● WHAT TO PRODUCE
Rewrite everything below from the line containing "122, 179, 128]" down to the line containing "504, 854, 515]", both included, as a numbered list with no blank lines.

****************************************

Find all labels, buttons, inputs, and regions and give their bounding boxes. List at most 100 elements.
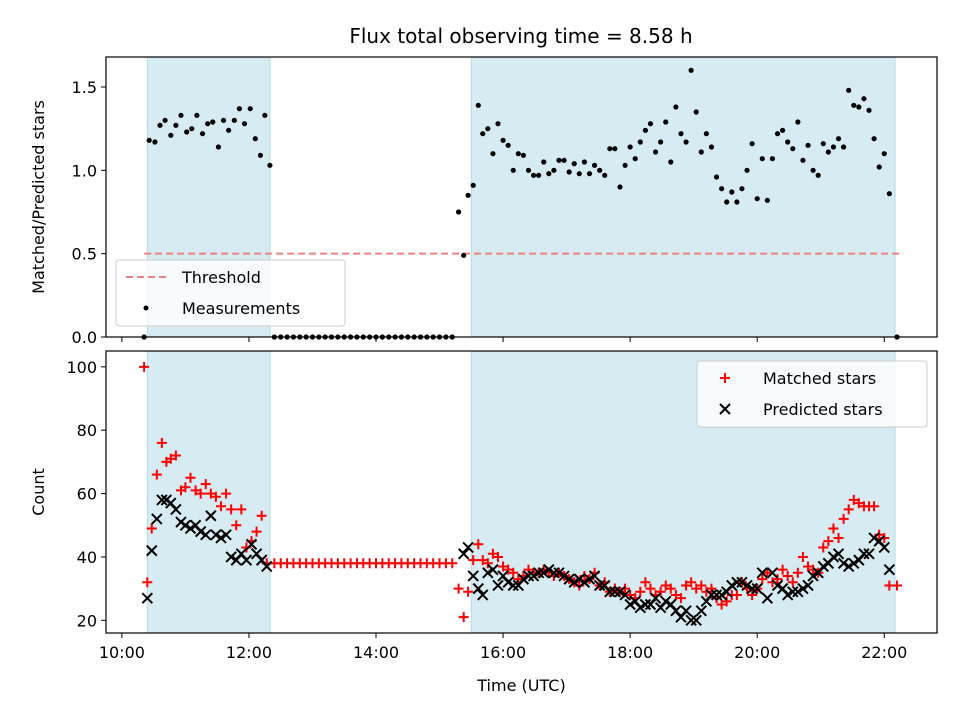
measurement-point	[173, 122, 179, 128]
measurement-point	[825, 149, 831, 155]
measurement-points	[141, 67, 900, 340]
measurement-point	[257, 152, 263, 158]
predicted-star-point	[827, 551, 840, 563]
matched-star-point	[513, 574, 524, 585]
measurement-point	[470, 182, 476, 188]
matched-star-point	[487, 548, 498, 559]
predicted-star-point	[807, 570, 819, 582]
predicted-star-point	[477, 589, 489, 601]
matched-star-point	[463, 586, 474, 597]
legend-matched-label: Matched stars	[763, 369, 876, 388]
matched-star-point	[879, 532, 890, 543]
matched-star-point	[508, 567, 519, 578]
measurement-point	[515, 151, 521, 157]
measurement-point	[612, 146, 618, 152]
y-axis-label: Count	[29, 468, 48, 516]
matched-star-point	[792, 567, 803, 578]
predicted-star-point	[878, 541, 890, 554]
matched-star-point	[482, 558, 493, 569]
predicted-star-point	[573, 573, 586, 585]
matched-star-point	[665, 583, 676, 594]
matched-star-point	[236, 504, 247, 515]
predicted-star-point	[245, 538, 258, 550]
matched-star-point	[808, 564, 819, 575]
predicted-star-point	[639, 598, 652, 611]
matched-star-point	[721, 596, 732, 607]
x-tick-label: 18:00	[607, 643, 653, 662]
predicted-star-point	[593, 579, 606, 592]
matched-star-point	[843, 504, 854, 515]
matched-star-point	[675, 593, 686, 604]
predicted-star-point	[868, 532, 880, 544]
measurement-point	[876, 164, 882, 170]
predicted-star-point	[170, 503, 182, 516]
observing-window-band	[146, 350, 271, 634]
measurement-point	[759, 156, 765, 162]
measurement-point	[152, 139, 158, 145]
predicted-star-point	[532, 567, 545, 579]
y-tick-label: 1.5	[72, 78, 97, 97]
measurement-point	[795, 119, 801, 125]
x-axis-ticks: 10:00 12:00 14:00 16:00 18:00 20:00 22:00	[99, 633, 907, 662]
measurement-point	[520, 152, 527, 158]
measurement-point	[586, 171, 593, 177]
predicted-star-point	[583, 573, 596, 585]
x-axis-ticks	[121, 337, 885, 342]
matched-star-point	[498, 561, 509, 572]
predicted-star-point	[766, 567, 779, 579]
measurement-point	[475, 102, 481, 108]
matched-star-point	[523, 564, 534, 575]
predicted-star-point	[543, 563, 555, 576]
matched-star-point	[151, 469, 162, 480]
legend-matched-symbol	[720, 373, 730, 383]
measurement-point	[820, 141, 826, 147]
measurement-point	[663, 119, 669, 125]
measurement-point	[871, 136, 877, 142]
legend-measurements-label: Measurements	[182, 299, 300, 318]
matched-star-point	[833, 532, 844, 543]
measurement-point	[886, 191, 892, 197]
measurement-point	[194, 112, 200, 118]
matched-star-point	[731, 589, 742, 600]
matched-star-point	[165, 453, 176, 464]
predicted-star-point	[705, 589, 718, 601]
measurement-point	[490, 151, 496, 157]
measurement-point	[734, 199, 740, 205]
measurement-point	[780, 127, 786, 133]
predicted-star-point	[817, 560, 829, 573]
measurement-point	[241, 121, 248, 127]
predicted-star-point	[802, 579, 814, 592]
legend-box	[115, 259, 346, 327]
y-tick-label: 60	[77, 485, 97, 504]
x-tick-label: 22:00	[861, 643, 907, 662]
measurement-point	[510, 167, 516, 173]
predicted-star-point	[563, 573, 575, 585]
predicted-star-point	[771, 579, 784, 592]
predicted-star-point	[787, 586, 799, 598]
measurement-point	[866, 107, 872, 113]
predicted-star-point	[184, 522, 197, 535]
predicted-star-point	[225, 551, 237, 563]
predicted-star-point	[761, 592, 774, 604]
predicted-star-point	[680, 605, 692, 617]
measurement-point	[581, 159, 587, 165]
measurement-point	[236, 106, 243, 112]
measurement-point	[262, 112, 268, 118]
measurement-point	[647, 121, 654, 127]
matched-star-point	[797, 551, 808, 562]
predicted-star-point	[553, 567, 565, 579]
measurement-point	[157, 122, 163, 128]
predicted-star-point	[726, 579, 738, 592]
measurement-point	[744, 167, 750, 173]
matched-star-point	[215, 501, 226, 512]
measurement-point	[505, 142, 511, 148]
predicted-star-point	[792, 586, 804, 598]
y-tick-label: 100	[66, 358, 97, 377]
matched-star-point	[226, 504, 237, 515]
observing-window-band	[470, 56, 896, 338]
measurement-point	[846, 87, 852, 93]
matched-star-point	[660, 580, 671, 591]
predicted-star-point	[731, 576, 743, 589]
measurement-point	[754, 196, 760, 202]
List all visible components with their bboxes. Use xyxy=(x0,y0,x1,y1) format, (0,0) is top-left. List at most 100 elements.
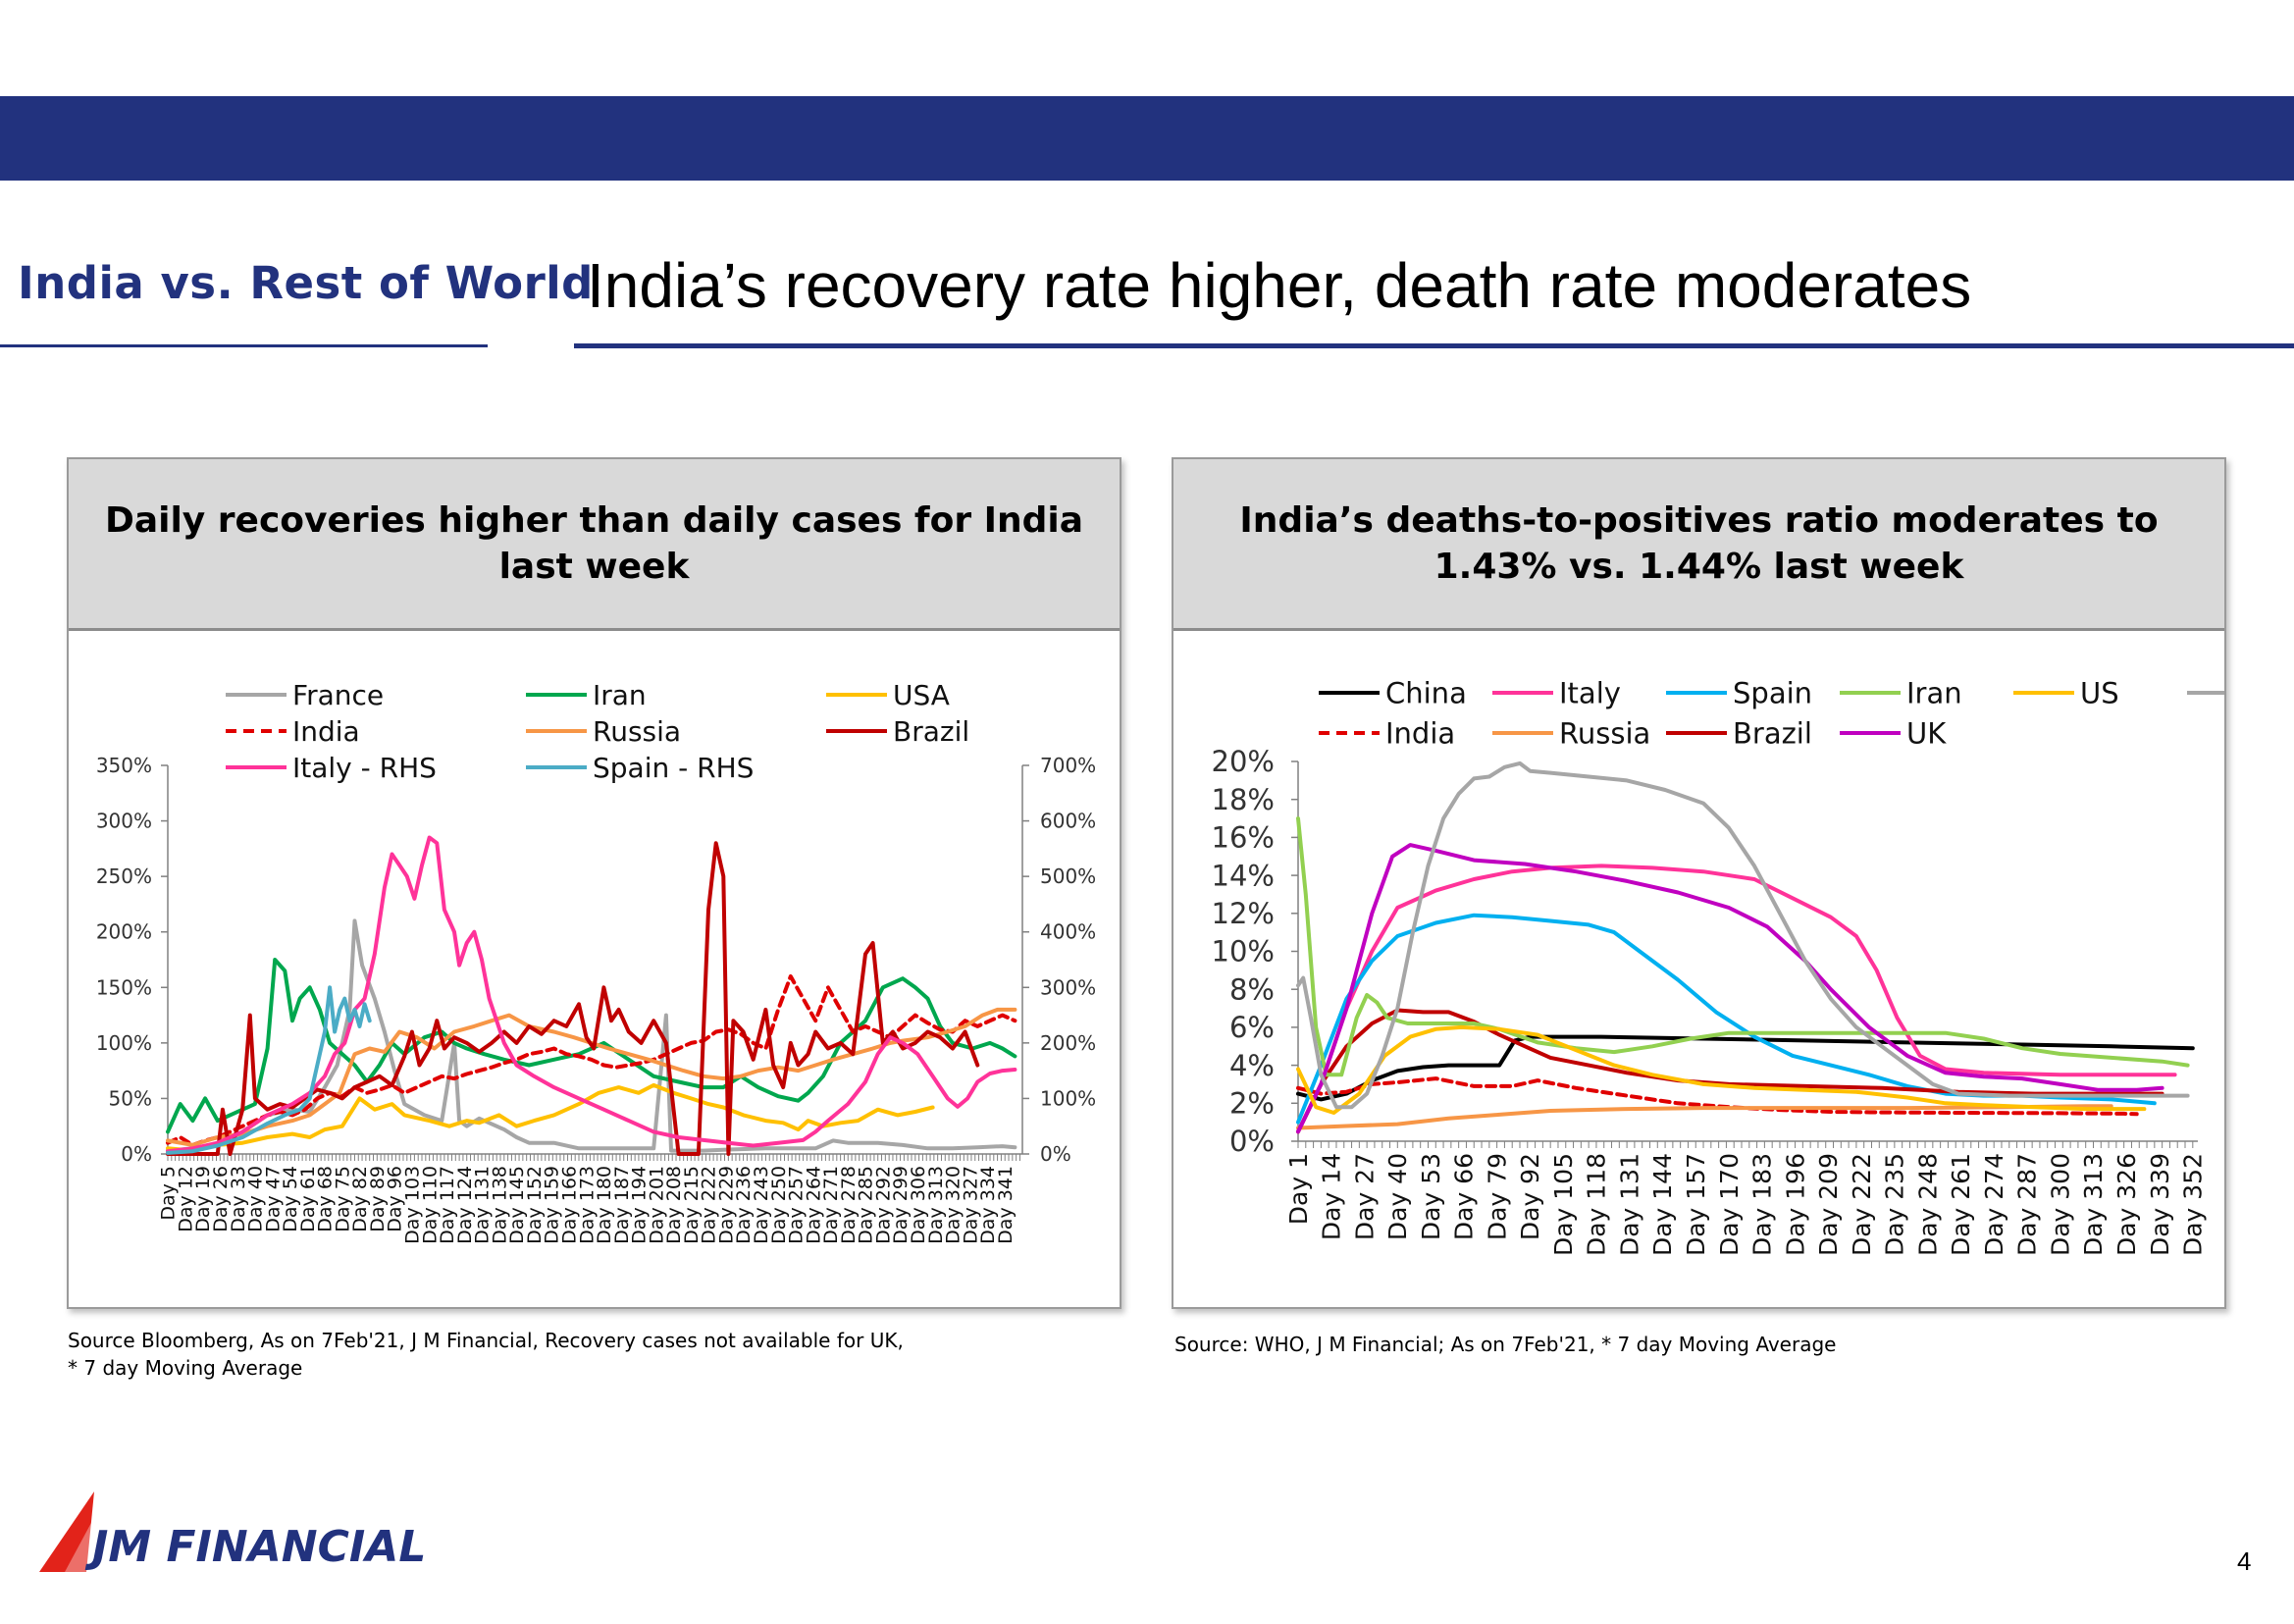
legend-label: Spain - RHS xyxy=(593,752,754,784)
series-line-iran xyxy=(166,958,1017,1134)
right-chart-heading: India’s deaths-to-positives ratio modera… xyxy=(1239,500,2159,587)
x-tick-label: Day 1 xyxy=(1284,1153,1313,1225)
x-tick-label: Day 92 xyxy=(1516,1153,1544,1240)
x-tick-label: Day 229 xyxy=(715,1166,737,1244)
legend-label: India xyxy=(292,715,360,748)
x-tick-label: Day 257 xyxy=(786,1166,808,1244)
logo-sail-icon xyxy=(39,1492,94,1572)
x-tick-label: Day 159 xyxy=(542,1166,563,1244)
x-tick-label: Day 278 xyxy=(838,1166,860,1244)
x-tick-label: Day 53 xyxy=(1417,1153,1445,1240)
y-tick-label-right: 100% xyxy=(1040,1086,1096,1110)
section-underline xyxy=(0,344,488,347)
series-line-spain-rhs xyxy=(166,985,372,1155)
series-line-brazil xyxy=(166,841,980,1156)
x-tick-label: Day 96 xyxy=(385,1166,406,1232)
x-tick-label: Day 187 xyxy=(611,1166,633,1244)
y-tick-label-right: 300% xyxy=(1040,975,1096,999)
x-tick-label: Day 341 xyxy=(995,1166,1017,1244)
x-tick-label: Day 250 xyxy=(768,1166,790,1244)
x-tick-label: Day 152 xyxy=(524,1166,546,1244)
legend-label: France xyxy=(292,679,384,711)
x-tick-label: Day 12 xyxy=(175,1166,196,1232)
left-chart-heading: Daily recoveries higher than daily cases… xyxy=(104,500,1084,587)
x-tick-label: Day 313 xyxy=(2079,1153,2108,1256)
x-tick-label: Day 236 xyxy=(733,1166,755,1244)
x-tick-label: Day 27 xyxy=(1350,1153,1379,1240)
x-tick-label: Day 124 xyxy=(454,1166,476,1244)
x-tick-label: Day 264 xyxy=(803,1166,824,1244)
y-tick-label-right: 700% xyxy=(1040,754,1096,777)
series-line-russia xyxy=(1296,1104,2113,1130)
x-tick-label: Day 79 xyxy=(1483,1153,1511,1240)
y-tick-label-right: 400% xyxy=(1040,920,1096,944)
right-source-note: Source: WHO, J M Financial; As on 7Feb'2… xyxy=(1174,1333,1837,1356)
logo-text: JM FINANCIAL xyxy=(84,1522,426,1572)
x-tick-label: Day 131 xyxy=(472,1166,494,1244)
x-tick-label: Day 183 xyxy=(1748,1153,1777,1256)
x-tick-label: Day 299 xyxy=(890,1166,912,1244)
y-tick-label-left: 12% xyxy=(1212,897,1275,930)
x-tick-label: Day 326 xyxy=(2112,1153,2141,1256)
x-tick-label: Day 209 xyxy=(1814,1153,1843,1256)
header-bar xyxy=(0,96,2294,181)
series-line-uk xyxy=(1296,843,2164,1134)
y-tick-label-left: 350% xyxy=(96,754,152,777)
x-tick-label: Day 180 xyxy=(594,1166,615,1244)
series-line-china xyxy=(1296,1034,2195,1102)
y-tick-label-right: 200% xyxy=(1040,1031,1096,1055)
x-tick-label: Day 334 xyxy=(977,1166,999,1244)
series-line-france xyxy=(1296,760,2190,1110)
legend-label: US xyxy=(2080,676,2119,709)
x-tick-label: Day 248 xyxy=(1913,1153,1942,1256)
legend-label: Brazil xyxy=(1733,716,1812,750)
y-tick-label-left: 250% xyxy=(96,864,152,888)
y-tick-label-right: 500% xyxy=(1040,864,1096,888)
x-tick-label: Day 243 xyxy=(751,1166,772,1244)
legend-label: Italy xyxy=(1559,676,1621,709)
x-tick-label: Day 235 xyxy=(1881,1153,1909,1256)
x-tick-label: Day 271 xyxy=(820,1166,842,1244)
deaths-ratio-chart: 0%2%4%6%8%10%12%14%16%18%20%Day 1 Day 14 D… xyxy=(1212,676,2224,1256)
legend-label: Brazil xyxy=(893,715,969,748)
left-source-line2: * 7 day Moving Average xyxy=(68,1356,303,1380)
x-tick-label: Day 33 xyxy=(228,1166,249,1232)
x-tick-label: Day 82 xyxy=(349,1166,371,1232)
y-tick-label-left: 10% xyxy=(1212,935,1275,969)
x-tick-label: Day 61 xyxy=(297,1166,319,1232)
y-tick-label-left: 0% xyxy=(121,1142,152,1166)
y-tick-label-right: 0% xyxy=(1040,1142,1071,1166)
legend-label: Russia xyxy=(1559,716,1650,750)
title-underline xyxy=(574,343,2294,348)
x-tick-label: Day 222 xyxy=(699,1166,720,1244)
x-tick-label: Day 261 xyxy=(1947,1153,1975,1256)
x-tick-label: Day 170 xyxy=(1715,1153,1744,1256)
x-tick-label: Day 66 xyxy=(1450,1153,1479,1240)
left-source-note: Source Bloomberg, As on 7Feb'21, J M Fin… xyxy=(68,1327,904,1382)
series-line-usa xyxy=(166,1082,935,1153)
legend-label: UK xyxy=(1906,716,1947,750)
x-tick-label: Day 19 xyxy=(192,1166,214,1232)
x-tick-label: Day 75 xyxy=(332,1166,353,1232)
y-tick-label-left: 18% xyxy=(1212,783,1275,816)
x-tick-label: Day 285 xyxy=(856,1166,877,1244)
left-chart-heading-box: Daily recoveries higher than daily cases… xyxy=(69,459,1120,631)
x-tick-label: Day 89 xyxy=(367,1166,389,1232)
x-tick-label: Day 320 xyxy=(943,1166,965,1244)
legend-label: Italy - RHS xyxy=(292,752,437,784)
y-tick-label-left: 20% xyxy=(1212,745,1275,778)
x-tick-label: Day 54 xyxy=(280,1166,301,1232)
recoveries-chart: 0% 50% 100% 150% 200% 250% 300% 350% 0% 100% 200% 3… xyxy=(96,679,1096,1244)
legend-label: Russia xyxy=(593,715,681,748)
x-tick-label: Day 118 xyxy=(1583,1153,1611,1256)
left-source-line1: Source Bloomberg, As on 7Feb'21, J M Fin… xyxy=(68,1329,904,1352)
y-tick-label-left: 50% xyxy=(109,1086,152,1110)
x-tick-label: Day 313 xyxy=(925,1166,947,1244)
y-tick-label-left: 6% xyxy=(1229,1011,1275,1044)
y-tick-label-left: 4% xyxy=(1229,1049,1275,1082)
jm-financial-logo: JM FINANCIAL xyxy=(39,1492,426,1572)
y-tick-label-right: 600% xyxy=(1040,810,1096,833)
x-tick-label: Day 274 xyxy=(1980,1153,2008,1256)
series-line-iran xyxy=(1296,816,2190,1077)
y-tick-label-left: 8% xyxy=(1229,972,1275,1006)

****************************************

● RESPONSE TO THE TASK
1. measurement-point	[173, 122, 179, 128]
2. measurement-point	[825, 149, 831, 155]
3. measurement-points	[141, 67, 900, 340]
4. measurement-point	[257, 152, 263, 158]
5. predicted-star-point	[827, 551, 840, 563]
6. matched-star-point	[513, 574, 524, 585]
7. measurement-point	[470, 182, 476, 188]
8. matched-star-point	[487, 548, 498, 559]
9. predicted-star-point	[807, 570, 819, 582]
10. predicted-star-point	[477, 589, 489, 601]
11. matched-star-point	[463, 586, 474, 597]
12. legend-matched-label: Matched stars	[763, 369, 876, 388]
13. matched-star-point	[879, 532, 890, 543]
14. matched-star-point	[508, 567, 519, 578]
15. measurement-point	[515, 151, 521, 157]
16. measurement-point	[612, 146, 618, 152]
17. y-axis-label: Count	[29, 468, 48, 516]
18. matched-star-point	[792, 567, 803, 578]
19. predicted-star-point	[878, 541, 890, 554]
20. matched-star-point	[482, 558, 493, 569]
21. predicted-star-point	[573, 573, 586, 585]
22. matched-star-point	[665, 583, 676, 594]
23. matched-star-point	[236, 504, 247, 515]
24. predicted-star-point	[245, 538, 258, 550]
25. matched-star-point	[808, 564, 819, 575]
26. predicted-star-point	[639, 598, 652, 611]
27. matched-star-point	[721, 596, 732, 607]
28. x-tick-label: 18:00	[607, 643, 653, 662]
29. predicted-star-point	[593, 579, 606, 592]
30. matched-star-point	[843, 504, 854, 515]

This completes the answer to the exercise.